> **Brief**
Reproduce the listing below exactly. Pictures do not belong in the copy.

> **Source records**
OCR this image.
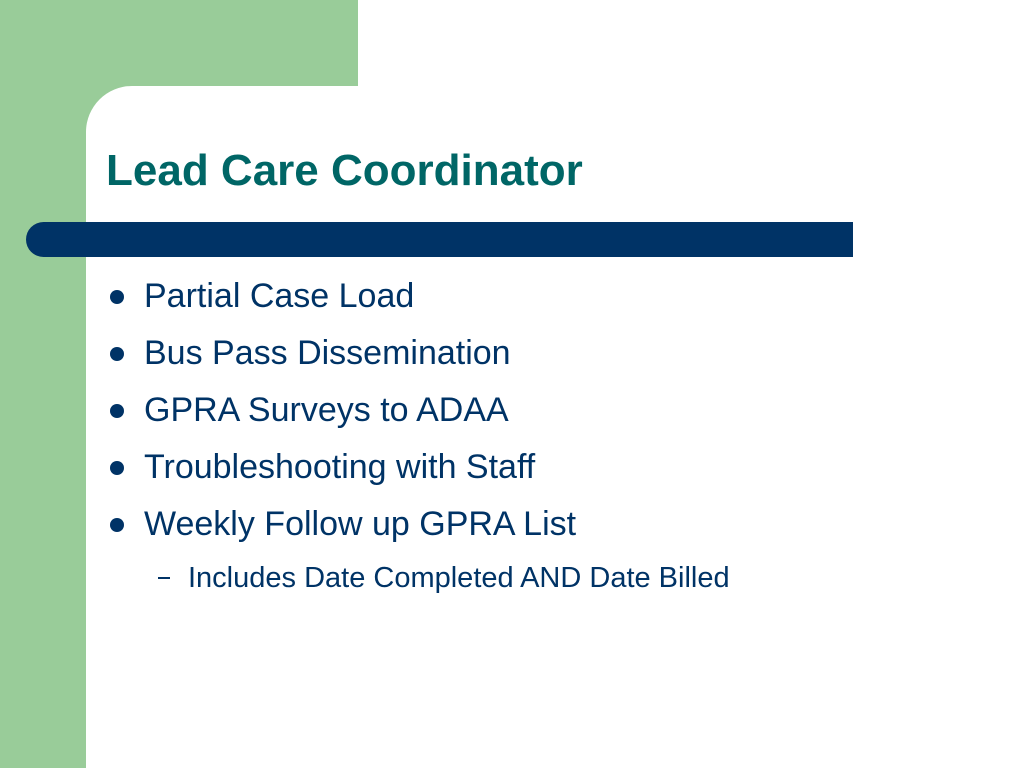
Lead Care Coordinator
Partial Case Load
Bus Pass Dissemination
GPRA Surveys to ADAA
Troubleshooting with Staff
Weekly Follow up GPRA List
Includes Date Completed AND Date Billed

> **Task solution**
OCR this image.
Lead Care Coordinator
Partial Case Load
Bus Pass Dissemination
GPRA Surveys to ADAA
Troubleshooting with Staff
Weekly Follow up GPRA List
Includes Date Completed AND Date Billed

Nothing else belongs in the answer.